- WORK REQUIRED -
Retype everything in the listing, leaving each line exactly as it is.

Records from a collection of figures:
******

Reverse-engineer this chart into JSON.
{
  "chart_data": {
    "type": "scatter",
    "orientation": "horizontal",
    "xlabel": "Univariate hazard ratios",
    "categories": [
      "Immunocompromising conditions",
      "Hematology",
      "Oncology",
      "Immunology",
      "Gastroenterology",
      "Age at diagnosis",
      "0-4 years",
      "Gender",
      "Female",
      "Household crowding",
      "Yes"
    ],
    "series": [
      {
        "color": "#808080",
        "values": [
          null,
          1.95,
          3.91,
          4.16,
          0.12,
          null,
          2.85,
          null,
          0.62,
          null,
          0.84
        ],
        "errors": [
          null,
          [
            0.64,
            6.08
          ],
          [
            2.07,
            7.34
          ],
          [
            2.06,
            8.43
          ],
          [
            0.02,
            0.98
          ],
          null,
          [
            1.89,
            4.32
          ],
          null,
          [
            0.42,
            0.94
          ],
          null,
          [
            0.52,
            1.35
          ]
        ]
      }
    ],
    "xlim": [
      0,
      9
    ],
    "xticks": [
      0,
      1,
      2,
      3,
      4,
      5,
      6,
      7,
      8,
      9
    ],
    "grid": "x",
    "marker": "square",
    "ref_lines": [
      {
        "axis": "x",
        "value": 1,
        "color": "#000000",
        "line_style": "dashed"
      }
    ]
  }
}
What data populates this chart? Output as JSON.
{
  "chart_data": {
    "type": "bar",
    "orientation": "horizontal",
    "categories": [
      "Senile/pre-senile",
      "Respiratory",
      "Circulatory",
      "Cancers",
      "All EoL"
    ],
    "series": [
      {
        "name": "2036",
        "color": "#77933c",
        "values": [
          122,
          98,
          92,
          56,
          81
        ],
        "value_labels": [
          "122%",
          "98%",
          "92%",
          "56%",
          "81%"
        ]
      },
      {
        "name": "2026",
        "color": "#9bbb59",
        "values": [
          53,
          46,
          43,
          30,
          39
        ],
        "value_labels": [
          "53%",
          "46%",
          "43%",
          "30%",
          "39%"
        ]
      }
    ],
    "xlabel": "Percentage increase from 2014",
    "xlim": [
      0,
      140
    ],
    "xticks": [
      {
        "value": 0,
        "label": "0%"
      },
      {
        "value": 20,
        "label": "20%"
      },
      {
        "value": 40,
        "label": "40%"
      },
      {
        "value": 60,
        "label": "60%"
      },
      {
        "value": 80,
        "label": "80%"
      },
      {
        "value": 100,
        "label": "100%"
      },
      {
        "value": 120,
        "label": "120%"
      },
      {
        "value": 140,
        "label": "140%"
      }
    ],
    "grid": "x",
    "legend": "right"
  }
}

******

- RESULT OF THE EXERCISE -
Reverse-engineer this chart into JSON.
{
  "chart_data": {
    "type": "scatter",
    "orientation": "horizontal",
    "xlabel": "Univariate hazard ratios",
    "categories": [
      "Immunocompromising conditions",
      "Hematology",
      "Oncology",
      "Immunology",
      "Gastroenterology",
      "Age at diagnosis",
      "0-4 years",
      "Gender",
      "Female",
      "Household crowding",
      "Yes"
    ],
    "series": [
      {
        "color": "#808080",
        "values": [
          null,
          1.95,
          3.91,
          4.16,
          0.12,
          null,
          2.85,
          null,
          0.62,
          null,
          0.84
        ],
        "errors": [
          null,
          [
            0.64,
            6.08
          ],
          [
            2.07,
            7.34
          ],
          [
            2.06,
            8.43
          ],
          [
            0.02,
            0.98
          ],
          null,
          [
            1.89,
            4.32
          ],
          null,
          [
            0.42,
            0.94
          ],
          null,
          [
            0.52,
            1.35
          ]
        ]
      }
    ],
    "xlim": [
      0,
      9
    ],
    "xticks": [
      0,
      1,
      2,
      3,
      4,
      5,
      6,
      7,
      8,
      9
    ],
    "grid": "x",
    "marker": "square",
    "ref_lines": [
      {
        "axis": "x",
        "value": 1,
        "color": "#000000",
        "line_style": "dashed"
      }
    ]
  }
}
What data populates this chart? Output as JSON.
{
  "chart_data": {
    "type": "bar",
    "orientation": "horizontal",
    "categories": [
      "Senile/pre-senile",
      "Respiratory",
      "Circulatory",
      "Cancers",
      "All EoL"
    ],
    "series": [
      {
        "name": "2036",
        "color": "#77933c",
        "values": [
          122,
          98,
          92,
          56,
          81
        ],
        "value_labels": [
          "122%",
          "98%",
          "92%",
          "56%",
          "81%"
        ]
      },
      {
        "name": "2026",
        "color": "#9bbb59",
        "values": [
          53,
          46,
          43,
          30,
          39
        ],
        "value_labels": [
          "53%",
          "46%",
          "43%",
          "30%",
          "39%"
        ]
      }
    ],
    "xlabel": "Percentage increase from 2014",
    "xlim": [
      0,
      140
    ],
    "xticks": [
      {
        "value": 0,
        "label": "0%"
      },
      {
        "value": 20,
        "label": "20%"
      },
      {
        "value": 40,
        "label": "40%"
      },
      {
        "value": 60,
        "label": "60%"
      },
      {
        "value": 80,
        "label": "80%"
      },
      {
        "value": 100,
        "label": "100%"
      },
      {
        "value": 120,
        "label": "120%"
      },
      {
        "value": 140,
        "label": "140%"
      }
    ],
    "grid": "x",
    "legend": "right"
  }
}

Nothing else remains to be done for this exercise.